+++ INFORMATION GIVEN +++

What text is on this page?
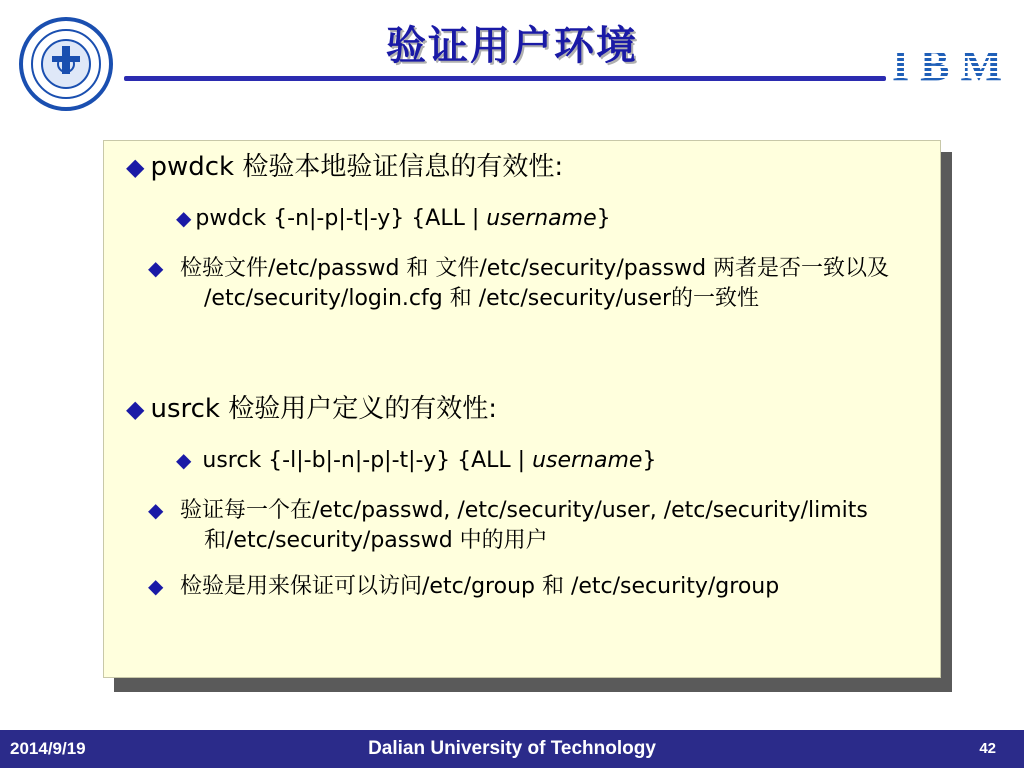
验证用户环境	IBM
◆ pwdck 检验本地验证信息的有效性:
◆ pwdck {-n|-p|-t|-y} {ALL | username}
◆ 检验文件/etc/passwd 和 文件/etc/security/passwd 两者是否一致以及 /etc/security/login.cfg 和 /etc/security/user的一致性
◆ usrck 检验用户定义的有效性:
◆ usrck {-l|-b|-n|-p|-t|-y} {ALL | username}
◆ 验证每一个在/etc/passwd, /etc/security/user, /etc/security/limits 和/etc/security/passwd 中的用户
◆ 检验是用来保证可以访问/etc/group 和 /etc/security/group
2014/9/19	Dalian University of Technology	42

+++
+++ INFORMATION GIVEN +++

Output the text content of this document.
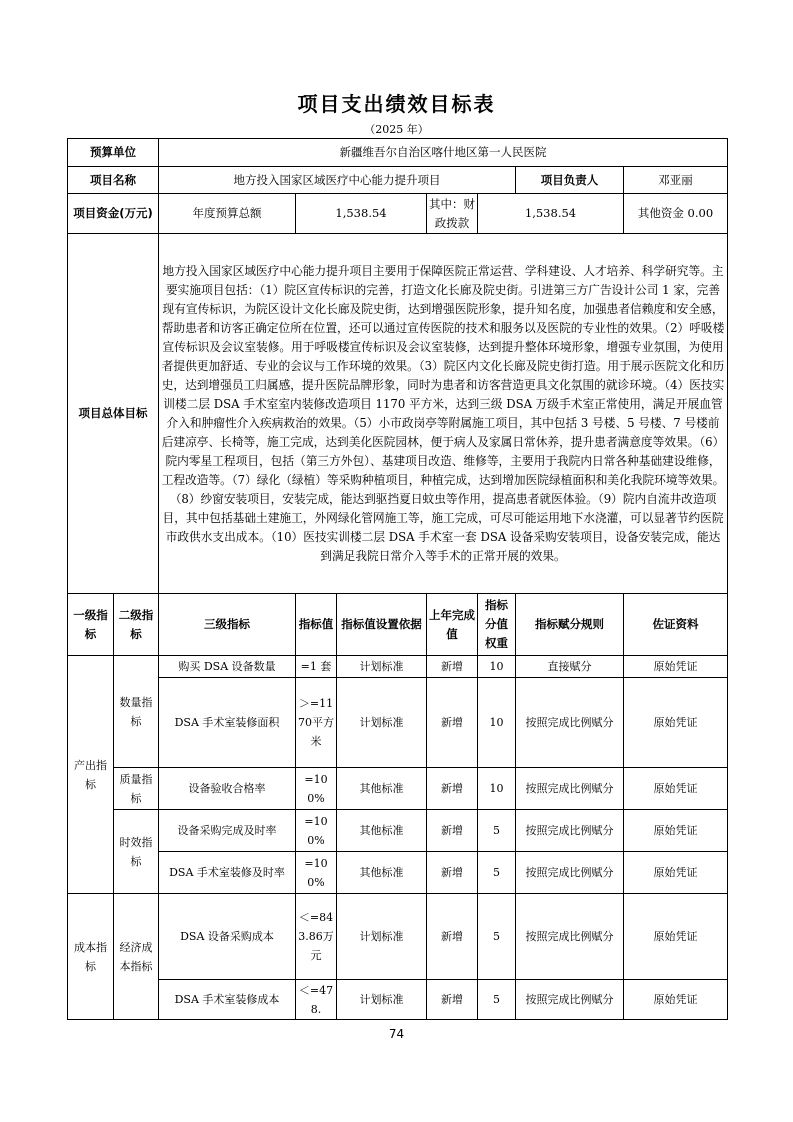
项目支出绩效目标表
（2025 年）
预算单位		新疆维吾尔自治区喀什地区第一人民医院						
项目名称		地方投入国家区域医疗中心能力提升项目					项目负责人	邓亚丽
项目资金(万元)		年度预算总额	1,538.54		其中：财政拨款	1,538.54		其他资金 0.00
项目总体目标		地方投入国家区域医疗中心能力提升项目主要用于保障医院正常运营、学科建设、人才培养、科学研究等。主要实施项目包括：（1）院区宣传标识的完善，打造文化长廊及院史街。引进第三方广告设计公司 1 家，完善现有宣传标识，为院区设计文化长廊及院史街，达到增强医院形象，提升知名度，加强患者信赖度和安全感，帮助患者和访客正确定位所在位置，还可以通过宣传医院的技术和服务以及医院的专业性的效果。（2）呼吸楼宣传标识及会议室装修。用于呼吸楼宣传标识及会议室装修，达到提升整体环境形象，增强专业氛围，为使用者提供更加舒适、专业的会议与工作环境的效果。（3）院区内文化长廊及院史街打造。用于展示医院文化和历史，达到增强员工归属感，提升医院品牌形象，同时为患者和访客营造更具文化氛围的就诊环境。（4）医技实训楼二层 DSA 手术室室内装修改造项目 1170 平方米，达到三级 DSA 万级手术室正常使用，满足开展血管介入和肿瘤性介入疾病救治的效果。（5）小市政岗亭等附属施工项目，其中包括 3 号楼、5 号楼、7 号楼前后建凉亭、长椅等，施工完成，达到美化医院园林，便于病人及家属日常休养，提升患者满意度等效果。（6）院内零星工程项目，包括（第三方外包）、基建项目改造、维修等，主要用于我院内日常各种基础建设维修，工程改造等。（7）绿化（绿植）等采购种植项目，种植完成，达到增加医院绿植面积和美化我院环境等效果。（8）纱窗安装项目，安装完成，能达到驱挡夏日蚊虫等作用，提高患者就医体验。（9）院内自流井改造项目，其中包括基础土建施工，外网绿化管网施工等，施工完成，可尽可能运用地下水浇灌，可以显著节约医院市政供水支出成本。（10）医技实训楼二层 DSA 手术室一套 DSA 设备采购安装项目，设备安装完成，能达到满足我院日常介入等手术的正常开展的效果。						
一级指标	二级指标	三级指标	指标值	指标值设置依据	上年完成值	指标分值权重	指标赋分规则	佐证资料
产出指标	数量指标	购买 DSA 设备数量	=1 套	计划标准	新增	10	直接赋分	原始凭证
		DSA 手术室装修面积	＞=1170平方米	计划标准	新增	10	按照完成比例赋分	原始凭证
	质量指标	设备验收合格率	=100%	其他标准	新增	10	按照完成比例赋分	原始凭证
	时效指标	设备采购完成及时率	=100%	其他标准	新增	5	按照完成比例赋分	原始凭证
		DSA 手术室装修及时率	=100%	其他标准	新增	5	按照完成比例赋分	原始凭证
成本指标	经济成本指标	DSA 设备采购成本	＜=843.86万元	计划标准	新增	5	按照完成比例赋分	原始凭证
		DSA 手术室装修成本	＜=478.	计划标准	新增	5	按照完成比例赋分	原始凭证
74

+++

■ WRITTEN REQUEST
Copy all lines of the material above where the string "计划标准" occurs.

■ RESULT OF THIS TASK
产出指标	数量指标	购买 DSA 设备数量	=1 套	计划标准	新增	10	直接赋分	原始凭证
		DSA 手术室装修面积	＞=1170平方米	计划标准	新增	10	按照完成比例赋分	原始凭证
成本指标	经济成本指标	DSA 设备采购成本	＜=843.86万元	计划标准	新增	5	按照完成比例赋分	原始凭证
		DSA 手术室装修成本	＜=478.	计划标准	新增	5	按照完成比例赋分	原始凭证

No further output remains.